Reproduce the entries word for word, from their first line through the line that contains "map-cell bbox=[826, 162, 832, 168]", including that line.

==== SOURCE MATERIAL

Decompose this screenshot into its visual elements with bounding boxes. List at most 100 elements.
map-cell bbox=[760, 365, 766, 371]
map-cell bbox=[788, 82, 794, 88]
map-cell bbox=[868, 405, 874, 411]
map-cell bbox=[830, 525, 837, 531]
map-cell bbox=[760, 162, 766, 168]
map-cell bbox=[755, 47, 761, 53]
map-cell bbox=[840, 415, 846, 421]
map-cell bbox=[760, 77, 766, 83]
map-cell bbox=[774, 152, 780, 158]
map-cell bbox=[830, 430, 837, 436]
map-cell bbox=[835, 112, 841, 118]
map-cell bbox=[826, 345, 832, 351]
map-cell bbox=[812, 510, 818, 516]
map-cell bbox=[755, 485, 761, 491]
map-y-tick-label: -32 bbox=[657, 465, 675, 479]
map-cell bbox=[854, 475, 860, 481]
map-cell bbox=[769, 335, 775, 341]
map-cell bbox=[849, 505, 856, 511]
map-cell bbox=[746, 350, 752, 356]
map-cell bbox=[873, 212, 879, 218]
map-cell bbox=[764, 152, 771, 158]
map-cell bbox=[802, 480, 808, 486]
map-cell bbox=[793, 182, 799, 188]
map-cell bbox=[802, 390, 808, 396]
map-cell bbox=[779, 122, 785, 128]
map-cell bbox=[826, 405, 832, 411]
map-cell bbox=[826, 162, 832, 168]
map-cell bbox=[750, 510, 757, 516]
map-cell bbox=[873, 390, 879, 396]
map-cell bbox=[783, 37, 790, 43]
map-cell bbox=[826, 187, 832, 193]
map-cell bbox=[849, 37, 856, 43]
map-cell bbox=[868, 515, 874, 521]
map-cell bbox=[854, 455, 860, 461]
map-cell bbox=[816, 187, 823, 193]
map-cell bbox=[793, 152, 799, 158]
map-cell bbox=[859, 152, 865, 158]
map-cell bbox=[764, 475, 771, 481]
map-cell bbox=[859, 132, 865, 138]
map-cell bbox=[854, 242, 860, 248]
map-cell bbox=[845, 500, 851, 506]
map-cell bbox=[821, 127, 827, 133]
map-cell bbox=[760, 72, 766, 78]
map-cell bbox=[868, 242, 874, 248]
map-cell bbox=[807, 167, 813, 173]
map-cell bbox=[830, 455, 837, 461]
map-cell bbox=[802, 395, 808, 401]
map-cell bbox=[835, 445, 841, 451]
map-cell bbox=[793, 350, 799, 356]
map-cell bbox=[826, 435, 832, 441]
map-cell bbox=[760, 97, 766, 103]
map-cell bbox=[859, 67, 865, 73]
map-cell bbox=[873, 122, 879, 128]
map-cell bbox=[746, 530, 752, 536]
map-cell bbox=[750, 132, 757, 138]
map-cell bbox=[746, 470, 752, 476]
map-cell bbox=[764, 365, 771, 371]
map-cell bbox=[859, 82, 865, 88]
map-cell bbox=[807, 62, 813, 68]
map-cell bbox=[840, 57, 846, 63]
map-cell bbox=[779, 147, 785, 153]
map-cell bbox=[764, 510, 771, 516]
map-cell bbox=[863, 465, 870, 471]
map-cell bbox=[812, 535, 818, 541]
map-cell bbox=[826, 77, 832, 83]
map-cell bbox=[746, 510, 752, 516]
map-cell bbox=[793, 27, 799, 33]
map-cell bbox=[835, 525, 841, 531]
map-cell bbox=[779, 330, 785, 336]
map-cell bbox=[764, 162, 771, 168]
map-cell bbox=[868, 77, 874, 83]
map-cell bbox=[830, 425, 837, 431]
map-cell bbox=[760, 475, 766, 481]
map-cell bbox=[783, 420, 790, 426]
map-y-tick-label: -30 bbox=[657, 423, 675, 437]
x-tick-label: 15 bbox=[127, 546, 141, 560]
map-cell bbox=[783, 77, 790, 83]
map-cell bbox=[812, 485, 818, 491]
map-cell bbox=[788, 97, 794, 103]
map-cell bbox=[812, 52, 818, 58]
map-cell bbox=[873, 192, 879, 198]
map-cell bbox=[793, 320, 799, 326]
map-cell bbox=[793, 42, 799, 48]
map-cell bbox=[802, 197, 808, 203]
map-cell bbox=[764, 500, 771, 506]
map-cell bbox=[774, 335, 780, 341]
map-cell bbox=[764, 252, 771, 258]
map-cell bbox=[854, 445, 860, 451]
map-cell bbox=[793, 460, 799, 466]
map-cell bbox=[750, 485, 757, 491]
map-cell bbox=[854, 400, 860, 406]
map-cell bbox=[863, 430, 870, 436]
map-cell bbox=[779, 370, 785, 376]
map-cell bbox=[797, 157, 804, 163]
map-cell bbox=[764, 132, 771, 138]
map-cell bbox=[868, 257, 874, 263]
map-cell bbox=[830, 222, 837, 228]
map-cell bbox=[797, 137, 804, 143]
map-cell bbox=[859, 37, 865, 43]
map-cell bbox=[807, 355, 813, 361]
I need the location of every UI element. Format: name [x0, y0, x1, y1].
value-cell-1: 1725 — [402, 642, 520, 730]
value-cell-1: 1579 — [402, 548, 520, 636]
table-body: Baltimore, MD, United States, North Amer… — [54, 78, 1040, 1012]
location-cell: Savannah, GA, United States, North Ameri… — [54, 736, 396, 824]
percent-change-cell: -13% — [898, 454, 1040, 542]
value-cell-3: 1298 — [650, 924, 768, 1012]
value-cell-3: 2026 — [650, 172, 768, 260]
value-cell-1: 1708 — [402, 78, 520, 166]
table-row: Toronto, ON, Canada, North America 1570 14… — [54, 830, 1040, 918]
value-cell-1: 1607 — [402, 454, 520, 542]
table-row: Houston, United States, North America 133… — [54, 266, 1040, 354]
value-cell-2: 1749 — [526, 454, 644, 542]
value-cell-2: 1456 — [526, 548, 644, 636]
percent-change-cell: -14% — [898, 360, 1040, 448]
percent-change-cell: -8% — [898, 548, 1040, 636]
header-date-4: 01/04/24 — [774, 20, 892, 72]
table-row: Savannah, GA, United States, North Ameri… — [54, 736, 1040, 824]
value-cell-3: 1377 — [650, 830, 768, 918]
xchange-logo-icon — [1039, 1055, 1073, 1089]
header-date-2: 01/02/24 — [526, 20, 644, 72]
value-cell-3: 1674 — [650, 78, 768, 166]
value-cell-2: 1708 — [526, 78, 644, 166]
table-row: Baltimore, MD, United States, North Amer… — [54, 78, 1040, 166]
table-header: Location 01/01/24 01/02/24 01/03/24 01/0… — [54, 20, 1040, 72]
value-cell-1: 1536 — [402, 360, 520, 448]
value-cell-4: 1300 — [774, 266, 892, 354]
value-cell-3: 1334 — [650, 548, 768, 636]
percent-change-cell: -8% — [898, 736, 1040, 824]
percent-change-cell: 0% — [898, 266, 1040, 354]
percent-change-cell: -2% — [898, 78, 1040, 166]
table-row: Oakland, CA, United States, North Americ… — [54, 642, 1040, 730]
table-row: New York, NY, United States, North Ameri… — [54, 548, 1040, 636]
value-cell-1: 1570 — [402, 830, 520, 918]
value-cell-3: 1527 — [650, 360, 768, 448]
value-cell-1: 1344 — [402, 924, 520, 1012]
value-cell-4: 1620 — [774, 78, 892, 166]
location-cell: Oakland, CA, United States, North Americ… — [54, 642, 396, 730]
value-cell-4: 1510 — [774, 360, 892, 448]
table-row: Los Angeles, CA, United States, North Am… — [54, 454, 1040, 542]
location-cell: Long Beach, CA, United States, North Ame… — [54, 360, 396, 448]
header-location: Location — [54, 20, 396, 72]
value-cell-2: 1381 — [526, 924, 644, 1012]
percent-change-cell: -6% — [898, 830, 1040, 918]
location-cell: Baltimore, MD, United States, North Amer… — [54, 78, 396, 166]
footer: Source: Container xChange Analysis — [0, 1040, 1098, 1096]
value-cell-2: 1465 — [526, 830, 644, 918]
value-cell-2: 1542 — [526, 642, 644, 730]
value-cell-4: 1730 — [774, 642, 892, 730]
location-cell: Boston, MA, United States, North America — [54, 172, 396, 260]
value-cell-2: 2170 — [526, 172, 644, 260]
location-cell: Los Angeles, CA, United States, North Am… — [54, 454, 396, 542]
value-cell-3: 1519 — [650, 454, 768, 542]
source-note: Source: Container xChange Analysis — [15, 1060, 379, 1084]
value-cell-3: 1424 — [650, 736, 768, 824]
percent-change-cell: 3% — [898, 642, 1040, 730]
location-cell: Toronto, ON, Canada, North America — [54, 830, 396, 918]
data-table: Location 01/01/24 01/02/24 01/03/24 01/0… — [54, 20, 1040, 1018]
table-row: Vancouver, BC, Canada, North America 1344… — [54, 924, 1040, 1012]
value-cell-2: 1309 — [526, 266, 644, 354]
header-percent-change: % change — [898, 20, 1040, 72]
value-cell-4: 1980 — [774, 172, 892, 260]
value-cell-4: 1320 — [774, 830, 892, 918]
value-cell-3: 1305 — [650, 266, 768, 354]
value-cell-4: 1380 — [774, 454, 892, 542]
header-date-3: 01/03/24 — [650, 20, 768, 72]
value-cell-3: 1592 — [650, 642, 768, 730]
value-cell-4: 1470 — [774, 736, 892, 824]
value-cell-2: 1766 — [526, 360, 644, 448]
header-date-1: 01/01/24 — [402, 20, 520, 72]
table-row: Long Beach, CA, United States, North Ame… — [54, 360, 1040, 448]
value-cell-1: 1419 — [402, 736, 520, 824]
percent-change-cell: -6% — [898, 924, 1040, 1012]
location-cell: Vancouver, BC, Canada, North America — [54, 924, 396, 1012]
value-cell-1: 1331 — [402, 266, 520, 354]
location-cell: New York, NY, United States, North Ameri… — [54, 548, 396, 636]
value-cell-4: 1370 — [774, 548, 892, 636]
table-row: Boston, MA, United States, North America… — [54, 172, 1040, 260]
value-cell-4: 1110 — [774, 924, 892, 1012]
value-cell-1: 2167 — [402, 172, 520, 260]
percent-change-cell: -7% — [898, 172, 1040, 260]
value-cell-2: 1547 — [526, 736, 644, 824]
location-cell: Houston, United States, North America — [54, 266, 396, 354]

========

• **RESPONSE**:
Decompose this screenshot into its visual elements with bounding boxes. List at most 100 elements.
map-cell bbox=[760, 365, 766, 371]
map-cell bbox=[788, 82, 794, 88]
map-cell bbox=[868, 405, 874, 411]
map-cell bbox=[830, 525, 837, 531]
map-cell bbox=[760, 162, 766, 168]
map-cell bbox=[755, 47, 761, 53]
map-cell bbox=[840, 415, 846, 421]
map-cell bbox=[760, 77, 766, 83]
map-cell bbox=[774, 152, 780, 158]
map-cell bbox=[830, 430, 837, 436]
map-cell bbox=[835, 112, 841, 118]
map-cell bbox=[826, 345, 832, 351]
map-cell bbox=[812, 510, 818, 516]
map-cell bbox=[755, 485, 761, 491]
map-y-tick-label: -32 bbox=[657, 465, 675, 479]
map-cell bbox=[854, 475, 860, 481]
map-cell bbox=[769, 335, 775, 341]
map-cell bbox=[849, 505, 856, 511]
map-cell bbox=[746, 350, 752, 356]
map-cell bbox=[873, 212, 879, 218]
map-cell bbox=[764, 152, 771, 158]
map-cell bbox=[802, 480, 808, 486]
map-cell bbox=[793, 182, 799, 188]
map-cell bbox=[802, 390, 808, 396]
map-cell bbox=[779, 122, 785, 128]
map-cell bbox=[826, 405, 832, 411]
map-cell bbox=[826, 162, 832, 168]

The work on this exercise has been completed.